START Exercise text

A recent PDF of an “About FreeBSD 7” presentation by Kris Kennaway includes DragonFly 1.8 results in some of its graphs. The graphs show results with sysbench and MySQL/PostgresSQL – unfortunately, DragonFly performance is still comparable to FreeBSD 4 because of the presence of the Giant Lock. (Thanks, Pieter Dumon)
MeetBSD is happening in about a month in Warsaw, Poland – registration is open now. (Via.)Â There’s already a good slate of speakers lined up.
BSDTalk has a 10-minute spot on AsiaBSDCon 2008 with Hiroki Sato and George Neville-Neil.
Andrew Atrens has a whole port of netgraph, including Bluetooth, waiting for integration. The Bluetooth part needs more work, but it is otherwise complete.
The FreeBSD Foundation is auctioning the first copy of the second edition of Michael Lucas’s “Absolute FreeBSD“. While you may not want to participate in the auction, I’ve read the first edition, and it’s a very enjoyable book.
The donations page will be cleaned out soon – please mention on kernel@ any DragonFly-related needs you have.
Antonio Huete used sysbench to benchmark a DragonFly system running either libc_r or libthread_xu. Aggelos Economopoulos graphed the results so far.
Huete mentions that more results are forthcoming on more operating systems (same hardware), and they’ll be found here:
Man, BSDTalk’s been on a roll lately. There’s a 7-minute update on OpenCon 2007 with Marc Balmer, in BSDTalk 133.
In a conversation about porting Bluetooth support from another BSD, Hasso Tepper posted his summary of the state of the stacks in FreeBSD and NetBSD.
I link to this recent IPv6 bug report for DragonFly not because it’s a spectacular problem, but because it’s one of the most well-researched bug reports (including a fix!) that I’ve seen in a while. The originating issue is fixed, now.
There’s more details on Matthew Dillon’s HAMMER file system, specifically detailing B-Tree usage.
BSDTalk 132 is with the man on the other side of the fence: Richard Stallman.
Ring ring ring ring ring ring ring BSDphone! Wired has a writeup on various smartphones that let you actually install software on the hardware you own, unlike some well-known examples. One of the phones mentioned is the Motorola A1200, or “Ming”, which is possibly BSD licensed open source code. Most of the pages that talk about it say “Linux-based”, so it may just be the translations, which are the only place I’ve seen BSD licensing mentioned so far.
Update: Poop. It’s just the translations. The operating system itself is a Linux 2.4 kernel.

END Exercise text

**Exercise set:**
1: Write out the passage of the BSD news roundup that opens with the words containing "Andrew Atrens has" and closes with "very enjoyable book.", without any changes.
2: Extend the BSD news roundup with the next part after its last sentence.

START Records shown

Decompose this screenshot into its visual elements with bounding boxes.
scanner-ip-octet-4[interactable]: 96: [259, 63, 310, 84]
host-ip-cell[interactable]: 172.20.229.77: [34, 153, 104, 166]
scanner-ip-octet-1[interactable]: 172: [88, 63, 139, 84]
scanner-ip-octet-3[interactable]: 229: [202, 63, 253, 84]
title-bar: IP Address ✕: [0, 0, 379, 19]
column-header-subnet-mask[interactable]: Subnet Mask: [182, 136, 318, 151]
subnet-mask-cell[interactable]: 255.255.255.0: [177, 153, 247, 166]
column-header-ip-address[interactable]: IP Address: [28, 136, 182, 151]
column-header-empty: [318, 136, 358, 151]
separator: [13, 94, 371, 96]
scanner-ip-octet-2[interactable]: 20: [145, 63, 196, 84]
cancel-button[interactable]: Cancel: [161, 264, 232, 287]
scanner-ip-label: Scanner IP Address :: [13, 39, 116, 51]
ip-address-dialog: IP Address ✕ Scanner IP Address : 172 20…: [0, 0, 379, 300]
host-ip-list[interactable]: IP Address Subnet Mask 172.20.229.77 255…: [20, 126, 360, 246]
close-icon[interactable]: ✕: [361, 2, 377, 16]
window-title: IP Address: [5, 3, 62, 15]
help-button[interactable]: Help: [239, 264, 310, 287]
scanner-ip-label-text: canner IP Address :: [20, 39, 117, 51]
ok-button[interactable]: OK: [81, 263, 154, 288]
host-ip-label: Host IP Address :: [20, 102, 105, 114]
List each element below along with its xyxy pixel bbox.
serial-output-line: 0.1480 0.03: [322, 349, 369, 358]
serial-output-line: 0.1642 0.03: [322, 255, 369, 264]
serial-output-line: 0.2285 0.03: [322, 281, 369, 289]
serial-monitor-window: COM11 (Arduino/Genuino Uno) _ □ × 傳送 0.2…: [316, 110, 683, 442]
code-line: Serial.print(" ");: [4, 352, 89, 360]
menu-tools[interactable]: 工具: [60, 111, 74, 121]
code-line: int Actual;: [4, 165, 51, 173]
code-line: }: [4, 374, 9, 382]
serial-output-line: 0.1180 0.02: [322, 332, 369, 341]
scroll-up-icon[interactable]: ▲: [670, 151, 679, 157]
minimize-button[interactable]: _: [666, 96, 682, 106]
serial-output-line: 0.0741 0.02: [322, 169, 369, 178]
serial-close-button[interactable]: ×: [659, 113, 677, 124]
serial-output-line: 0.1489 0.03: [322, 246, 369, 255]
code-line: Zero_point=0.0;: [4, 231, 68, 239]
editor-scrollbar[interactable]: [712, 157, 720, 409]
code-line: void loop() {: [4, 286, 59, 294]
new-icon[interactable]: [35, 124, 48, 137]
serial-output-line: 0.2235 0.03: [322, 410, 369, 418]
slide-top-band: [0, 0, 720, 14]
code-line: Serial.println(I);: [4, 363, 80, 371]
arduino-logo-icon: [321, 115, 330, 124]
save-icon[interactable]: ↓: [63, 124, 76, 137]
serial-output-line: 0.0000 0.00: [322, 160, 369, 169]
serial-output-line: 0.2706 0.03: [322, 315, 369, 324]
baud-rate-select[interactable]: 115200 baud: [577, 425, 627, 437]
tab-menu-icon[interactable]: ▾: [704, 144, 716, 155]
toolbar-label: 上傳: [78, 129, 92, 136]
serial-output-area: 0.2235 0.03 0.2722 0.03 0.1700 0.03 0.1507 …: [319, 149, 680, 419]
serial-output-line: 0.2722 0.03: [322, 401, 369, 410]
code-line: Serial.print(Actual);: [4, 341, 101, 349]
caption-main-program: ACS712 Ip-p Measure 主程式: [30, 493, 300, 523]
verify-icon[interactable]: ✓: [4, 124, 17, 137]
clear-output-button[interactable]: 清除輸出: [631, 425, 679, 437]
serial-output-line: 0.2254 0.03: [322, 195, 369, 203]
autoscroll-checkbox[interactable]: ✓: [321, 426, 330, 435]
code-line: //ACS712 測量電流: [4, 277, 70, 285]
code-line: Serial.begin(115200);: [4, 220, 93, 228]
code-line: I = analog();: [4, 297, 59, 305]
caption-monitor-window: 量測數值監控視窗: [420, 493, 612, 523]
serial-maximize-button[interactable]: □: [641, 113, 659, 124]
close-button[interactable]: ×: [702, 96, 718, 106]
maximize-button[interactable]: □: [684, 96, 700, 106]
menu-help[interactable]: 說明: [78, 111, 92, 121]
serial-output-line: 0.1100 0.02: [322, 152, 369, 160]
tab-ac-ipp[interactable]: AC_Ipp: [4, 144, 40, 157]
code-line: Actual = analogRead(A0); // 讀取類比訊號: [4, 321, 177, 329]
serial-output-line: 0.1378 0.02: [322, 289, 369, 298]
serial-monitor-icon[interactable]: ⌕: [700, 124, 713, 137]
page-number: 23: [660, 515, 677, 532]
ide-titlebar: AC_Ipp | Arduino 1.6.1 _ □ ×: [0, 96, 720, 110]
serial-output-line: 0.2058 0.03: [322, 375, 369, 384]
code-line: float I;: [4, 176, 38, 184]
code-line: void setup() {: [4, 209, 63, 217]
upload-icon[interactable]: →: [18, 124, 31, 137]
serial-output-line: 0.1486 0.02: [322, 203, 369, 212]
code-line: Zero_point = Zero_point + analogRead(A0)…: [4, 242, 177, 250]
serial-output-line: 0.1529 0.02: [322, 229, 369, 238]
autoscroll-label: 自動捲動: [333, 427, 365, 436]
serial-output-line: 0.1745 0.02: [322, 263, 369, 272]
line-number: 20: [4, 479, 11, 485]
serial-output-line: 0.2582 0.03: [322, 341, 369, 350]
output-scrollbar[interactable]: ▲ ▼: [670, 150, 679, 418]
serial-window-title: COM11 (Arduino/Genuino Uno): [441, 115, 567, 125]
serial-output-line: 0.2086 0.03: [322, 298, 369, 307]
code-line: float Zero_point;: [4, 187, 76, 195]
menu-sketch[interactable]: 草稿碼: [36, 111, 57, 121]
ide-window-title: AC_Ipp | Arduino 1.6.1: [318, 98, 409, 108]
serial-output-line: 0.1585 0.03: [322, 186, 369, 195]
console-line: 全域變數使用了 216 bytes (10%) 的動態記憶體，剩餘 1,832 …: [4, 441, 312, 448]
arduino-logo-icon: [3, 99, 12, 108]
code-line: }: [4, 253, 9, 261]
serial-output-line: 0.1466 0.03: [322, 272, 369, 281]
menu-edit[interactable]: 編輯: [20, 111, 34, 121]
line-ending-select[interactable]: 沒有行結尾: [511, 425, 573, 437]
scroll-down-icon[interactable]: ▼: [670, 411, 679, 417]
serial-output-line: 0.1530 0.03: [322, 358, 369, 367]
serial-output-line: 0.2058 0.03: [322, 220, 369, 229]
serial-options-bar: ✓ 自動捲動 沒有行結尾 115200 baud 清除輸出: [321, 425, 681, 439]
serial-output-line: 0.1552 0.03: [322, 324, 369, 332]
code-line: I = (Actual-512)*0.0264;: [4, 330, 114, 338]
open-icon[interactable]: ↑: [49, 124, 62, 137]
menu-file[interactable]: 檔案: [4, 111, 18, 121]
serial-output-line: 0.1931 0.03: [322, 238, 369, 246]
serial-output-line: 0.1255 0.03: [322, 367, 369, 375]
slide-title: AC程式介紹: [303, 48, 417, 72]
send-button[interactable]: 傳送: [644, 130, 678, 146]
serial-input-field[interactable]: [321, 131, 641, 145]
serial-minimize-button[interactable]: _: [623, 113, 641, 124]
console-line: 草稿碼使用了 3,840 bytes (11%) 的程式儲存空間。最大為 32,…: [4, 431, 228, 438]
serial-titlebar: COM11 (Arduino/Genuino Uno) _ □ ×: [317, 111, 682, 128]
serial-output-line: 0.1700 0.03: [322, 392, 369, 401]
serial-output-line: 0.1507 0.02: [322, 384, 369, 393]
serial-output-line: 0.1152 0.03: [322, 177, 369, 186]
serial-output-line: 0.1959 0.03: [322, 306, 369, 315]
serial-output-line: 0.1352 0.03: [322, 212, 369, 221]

END Records shown

**Answer section:**
1:
Andrew Atrens has a whole port of netgraph, including Bluetooth, waiting for integration. The Bluetooth part needs more work, but it is otherwise complete.
The FreeBSD Foundation is auctioning the first copy of the second edition of Michael Lucas’s “Absolute FreeBSD“. While you may not want to participate in the auction, I’ve read the first edition, and it’s a very enjoyable book.

2:
The (student) Association for Computing Machinery at the University of Illinois is holding their annual Reflections/Projections conference this weekend. It has the usual technical presentations about 3D rendering, system automation, and the like. However, it also has a good amount of BSD content. There’s an executive from Wind River Systems, which has had some history with FreeBSD, an OpenBSD presentation, and two cartoonists – Randall Munroe, of xkcd fame, and Phil & Kaja Foglio who create, among other things, Girl Genius. Phil Foglio happens to be the original artist who drew the BSD daemon.
Matthew Dillon is starting to commit parts of his HAMMER file system work; he anticipates it being available in beta form by the 2.0 release at the end of this year. He posted a design document, describing how it should work. Some highlights from my reading of it:
- Maximum size: half an exabyte
- Infinite snapshots, limited only by retention policy
- Streaming backups
- Asynchronous transactional support – no long fscks to check disk state
(Someone correct me if I’m summarizing inaccurately.) Some details from the ensuing discussion include comparisons with ZFS, RAID, and backups. KernelTrap also has a nice summary.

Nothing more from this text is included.